WHAT THE TASK REQUIRES: From the listing below, select every line where the word "title" appears.

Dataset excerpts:
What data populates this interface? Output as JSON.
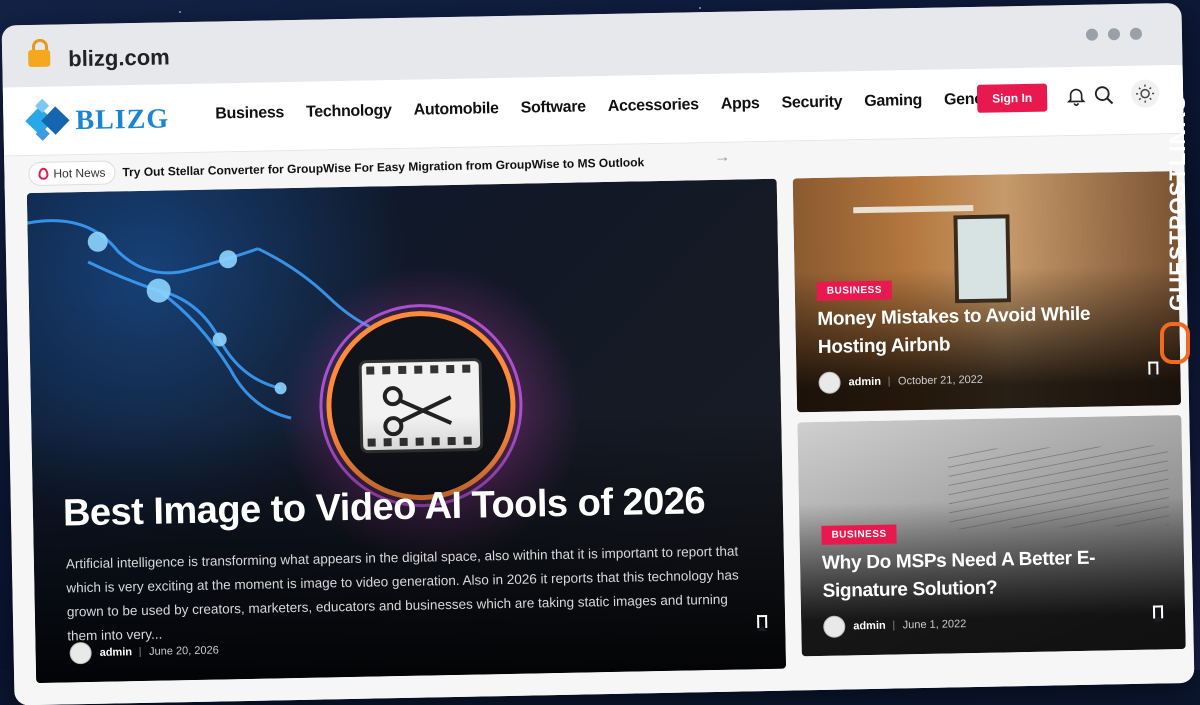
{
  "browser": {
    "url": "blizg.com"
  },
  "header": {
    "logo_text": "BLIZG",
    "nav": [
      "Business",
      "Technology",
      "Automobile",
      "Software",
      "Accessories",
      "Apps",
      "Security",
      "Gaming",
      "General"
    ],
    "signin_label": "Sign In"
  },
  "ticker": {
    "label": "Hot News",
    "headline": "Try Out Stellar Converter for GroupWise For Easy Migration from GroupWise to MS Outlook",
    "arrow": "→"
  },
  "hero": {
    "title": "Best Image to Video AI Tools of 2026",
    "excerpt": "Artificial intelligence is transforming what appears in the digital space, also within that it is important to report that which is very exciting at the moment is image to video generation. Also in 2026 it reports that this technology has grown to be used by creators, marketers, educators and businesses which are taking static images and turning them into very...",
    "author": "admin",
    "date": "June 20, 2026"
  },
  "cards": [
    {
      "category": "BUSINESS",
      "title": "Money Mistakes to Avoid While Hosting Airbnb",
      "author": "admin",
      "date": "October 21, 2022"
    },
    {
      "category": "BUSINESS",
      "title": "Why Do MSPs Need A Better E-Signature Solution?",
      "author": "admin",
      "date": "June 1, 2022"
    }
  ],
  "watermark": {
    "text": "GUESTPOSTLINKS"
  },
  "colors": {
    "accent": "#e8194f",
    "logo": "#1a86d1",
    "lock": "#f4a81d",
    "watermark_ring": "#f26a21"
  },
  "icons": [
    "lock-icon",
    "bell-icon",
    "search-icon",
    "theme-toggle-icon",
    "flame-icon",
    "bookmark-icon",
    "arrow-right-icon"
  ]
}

TASK OUTPUT:
    "title": "Best Image to Video AI Tools of 2026",
      "title": "Money Mistakes to Avoid While Hosting Airbnb",
      "title": "Why Do MSPs Need A Better E-Signature Solution?",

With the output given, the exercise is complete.